With motor neurone disease (MND), the muscle weakness almost always starts in a single part of the body, with the weakness then spreading to other muscles in an orderly fashion. Neurologists are usually quite good at predicting which muscles will be affected next, slightly less so at predicting when this will happen.
The physical changes on the outside will be reflecting events occurring in the ‘closed box’ that is the brain and spinal cord. The latest imaging techniques are starting to give us more of a picture of what’s happening in the central nervous system as the disease progresses, but further technological advances will still need to be made. The clearest picture still comes from the study of generously donated and incredibly valuable post-mortem tissue.
The second day of the Symposium saw researchers present in the Clinical-Pathological Correlates of Disease Progression session, focussing on how to understand disease progression, the role of prions in neurodegenerative diseases and the relationship between MND and frontotemporal dementia.
Over many years, Dr John Ravits (University of California, San Diego) has examined hundreds of central nervous system (CNS) tissue samples from dozens of MND cases. By carefully comparing pathology with the clinical symptoms, he has managed to build up a picture of disease spread, both up and down the spinal cord as well as from one side to another.
How the disease propagates from one degenerating motor neuron to the neighbouring more healthy motor neurons is not well understood, but some of the clues as to what might be going on come from another family of neurodegenerative diseases called prion diseases. Prion stands for ‘protainaceous infectious particle’ and the best known of these conditions is Creutzfeld-Jacob disease (CJD).
Prion proteins damage neurons by entering nerve cells and interacting with healthy proteins. They cause the healthy proteins to change shape, turning them into prion proteins as well, which can then escape the nerve cell to ‘infect’ another: a process that researchers call ‘seeding’.
So why are CJD and MND very different diseases if they use similar processes?
The answer is because entirely different proteins are at play in different diseases. Indeed, a ‘prion-like’ effect is not just limited to MND: it is also thought to occur in Alzheimer’s disease. Dr Mark Diamond (University of Texas) provided an overview of how a protein called ‘Tau’ appears to be the culprit for conditions such as Alzheimer’s disease and Progressive Supranuclear Palsy.
Dr Diamond has found that the spread of Tau protein occurs well in advance of any significant signs of cellular damage. He has developed a system for measuring the seeding of Tau between cells and finds that different ‘strains’ of Tau protein appear to be associated with different types of disease. The different patterns of strains could also feasibly help to speed up diagnosis in the future.
In addition, if the protein involved in Alzheimer’s disease is different, but the basic process of disease seeding and spread is the same, then similar strategies could be used for different diseases – each aiming at a different specific protein target.
So what is the ‘prion-like’ protein involved in MND?
There may be more than one: SOD is suspected of being able to spread from one cell to another (this work will be discussed in detail by delegates in Session 8A: Mechanisms of Intercellular Propagation on Saturday) but the suspect covered in this session was TDP-43, which shows some structural properties similar to prion proteins.
There are close pathological and genetic links between MND and some forms of frontotemporal dementia (FTD) with a proportion of FTD patients going on to develop MND symptoms. Prof Bill Seeley (University of California) has looked at the part of the brain where the upper motor neurons are found, in FTD patients, and sees the early signs of cellular clumping of TDP-43 protein – the classic pathological hallmarks of MND. He demonstrated using MRI scans of FTD patients, that the spread of pathology from one affected brain area to another may be linked to the connection between these brain regions. In other words, ‘what’s wired together dies together’.
The hope is that if the process of cell-to-cell disease transmission can be understood, then treatment strategies to stop it could mean that the spread of disease symptoms can be slowed. Who knows – if combined with faster and earlier diagnosis, perhaps symptoms could even be localised to the originating part of the body?

[ACTIVITY] According to the symposium report on motor neurone disease, which protein did Dr Mark Diamond present as the apparent culprit in Alzheimer's disease and Progressive Supranuclear Palsy? These entries come from a source separate from the symposium report above.

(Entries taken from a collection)
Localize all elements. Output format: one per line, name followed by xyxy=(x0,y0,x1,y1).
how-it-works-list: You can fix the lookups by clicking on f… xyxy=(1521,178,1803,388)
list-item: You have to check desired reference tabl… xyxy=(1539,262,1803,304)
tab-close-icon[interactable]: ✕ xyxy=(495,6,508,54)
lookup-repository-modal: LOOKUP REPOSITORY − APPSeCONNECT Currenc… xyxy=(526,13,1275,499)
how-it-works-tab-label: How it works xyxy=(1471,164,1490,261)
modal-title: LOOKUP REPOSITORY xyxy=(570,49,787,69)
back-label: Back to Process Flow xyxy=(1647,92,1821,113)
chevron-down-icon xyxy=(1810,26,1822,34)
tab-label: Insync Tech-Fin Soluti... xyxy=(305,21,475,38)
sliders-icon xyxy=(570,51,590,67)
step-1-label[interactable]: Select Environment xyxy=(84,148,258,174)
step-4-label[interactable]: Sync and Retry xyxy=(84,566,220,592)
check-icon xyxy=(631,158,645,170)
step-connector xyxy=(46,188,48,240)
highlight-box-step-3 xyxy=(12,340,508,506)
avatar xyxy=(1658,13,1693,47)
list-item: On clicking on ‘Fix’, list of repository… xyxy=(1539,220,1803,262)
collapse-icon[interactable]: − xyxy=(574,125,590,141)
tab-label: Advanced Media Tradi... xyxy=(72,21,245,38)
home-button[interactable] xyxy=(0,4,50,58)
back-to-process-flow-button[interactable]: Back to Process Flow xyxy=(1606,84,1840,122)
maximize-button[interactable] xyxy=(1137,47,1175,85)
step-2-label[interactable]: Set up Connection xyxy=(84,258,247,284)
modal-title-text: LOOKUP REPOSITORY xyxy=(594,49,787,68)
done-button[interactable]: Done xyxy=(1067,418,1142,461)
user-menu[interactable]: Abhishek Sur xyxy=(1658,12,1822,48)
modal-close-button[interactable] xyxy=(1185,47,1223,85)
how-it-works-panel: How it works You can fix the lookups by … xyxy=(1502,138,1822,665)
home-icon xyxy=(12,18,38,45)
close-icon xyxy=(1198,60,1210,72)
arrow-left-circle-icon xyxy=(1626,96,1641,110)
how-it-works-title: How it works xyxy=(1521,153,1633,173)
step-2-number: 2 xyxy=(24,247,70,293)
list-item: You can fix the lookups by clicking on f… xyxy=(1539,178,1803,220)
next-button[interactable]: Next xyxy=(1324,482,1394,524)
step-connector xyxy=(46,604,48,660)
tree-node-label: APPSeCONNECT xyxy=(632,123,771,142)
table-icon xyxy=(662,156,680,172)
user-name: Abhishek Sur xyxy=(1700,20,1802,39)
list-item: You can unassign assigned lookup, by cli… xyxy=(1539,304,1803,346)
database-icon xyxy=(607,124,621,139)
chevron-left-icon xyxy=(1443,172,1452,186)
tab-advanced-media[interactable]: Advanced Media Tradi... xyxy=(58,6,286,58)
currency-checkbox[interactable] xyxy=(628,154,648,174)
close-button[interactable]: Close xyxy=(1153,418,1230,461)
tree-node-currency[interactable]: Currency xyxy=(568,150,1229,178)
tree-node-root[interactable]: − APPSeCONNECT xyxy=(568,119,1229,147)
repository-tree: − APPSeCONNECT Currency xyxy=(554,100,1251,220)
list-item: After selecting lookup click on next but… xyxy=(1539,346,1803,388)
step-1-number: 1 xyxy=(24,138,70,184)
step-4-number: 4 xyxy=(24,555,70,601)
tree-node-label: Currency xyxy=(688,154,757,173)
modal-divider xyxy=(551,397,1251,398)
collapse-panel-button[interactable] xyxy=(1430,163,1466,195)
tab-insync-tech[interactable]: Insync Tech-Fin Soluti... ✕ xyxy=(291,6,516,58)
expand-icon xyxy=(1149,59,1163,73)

[WRITTEN ANSWER] A protein called Tau.